Stored dataset items:
^^^^

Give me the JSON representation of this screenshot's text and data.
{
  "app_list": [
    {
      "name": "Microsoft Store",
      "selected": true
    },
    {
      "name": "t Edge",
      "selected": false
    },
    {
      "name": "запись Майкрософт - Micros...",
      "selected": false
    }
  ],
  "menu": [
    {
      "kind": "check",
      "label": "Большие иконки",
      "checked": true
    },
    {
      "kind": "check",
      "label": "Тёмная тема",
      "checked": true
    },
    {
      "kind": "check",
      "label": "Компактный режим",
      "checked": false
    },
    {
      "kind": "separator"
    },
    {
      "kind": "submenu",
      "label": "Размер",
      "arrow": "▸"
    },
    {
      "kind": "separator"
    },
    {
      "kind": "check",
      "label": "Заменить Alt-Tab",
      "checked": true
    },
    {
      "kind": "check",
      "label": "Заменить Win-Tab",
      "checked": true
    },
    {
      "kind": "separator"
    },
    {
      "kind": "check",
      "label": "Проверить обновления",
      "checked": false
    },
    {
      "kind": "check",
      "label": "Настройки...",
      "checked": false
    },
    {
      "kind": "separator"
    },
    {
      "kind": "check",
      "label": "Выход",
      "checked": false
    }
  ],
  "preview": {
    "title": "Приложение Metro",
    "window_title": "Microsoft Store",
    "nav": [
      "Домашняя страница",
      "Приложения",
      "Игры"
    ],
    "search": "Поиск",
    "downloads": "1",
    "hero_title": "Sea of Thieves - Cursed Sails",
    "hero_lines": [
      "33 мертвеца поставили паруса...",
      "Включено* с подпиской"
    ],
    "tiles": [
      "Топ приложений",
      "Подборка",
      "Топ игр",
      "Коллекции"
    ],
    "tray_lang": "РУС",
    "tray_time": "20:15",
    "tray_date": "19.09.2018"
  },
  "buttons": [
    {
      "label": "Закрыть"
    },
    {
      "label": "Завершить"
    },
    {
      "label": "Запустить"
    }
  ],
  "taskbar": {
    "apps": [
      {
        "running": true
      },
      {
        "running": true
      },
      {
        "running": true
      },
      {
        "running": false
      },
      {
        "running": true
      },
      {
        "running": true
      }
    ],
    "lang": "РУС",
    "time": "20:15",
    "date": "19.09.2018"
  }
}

^^^^

**GOAL:**
Search the records above for the string "label". Copy every line that contains it.

**COMPLETE OUTPUT:**
      "label": "Большие иконки",
      "label": "Тёмная тема",
      "label": "Компактный режим",
      "label": "Размер",
      "label": "Заменить Alt-Tab",
      "label": "Заменить Win-Tab",
      "label": "Проверить обновления",
      "label": "Настройки...",
      "label": "Выход",
      "label": "Закрыть"
      "label": "Завершить"
      "label": "Запустить"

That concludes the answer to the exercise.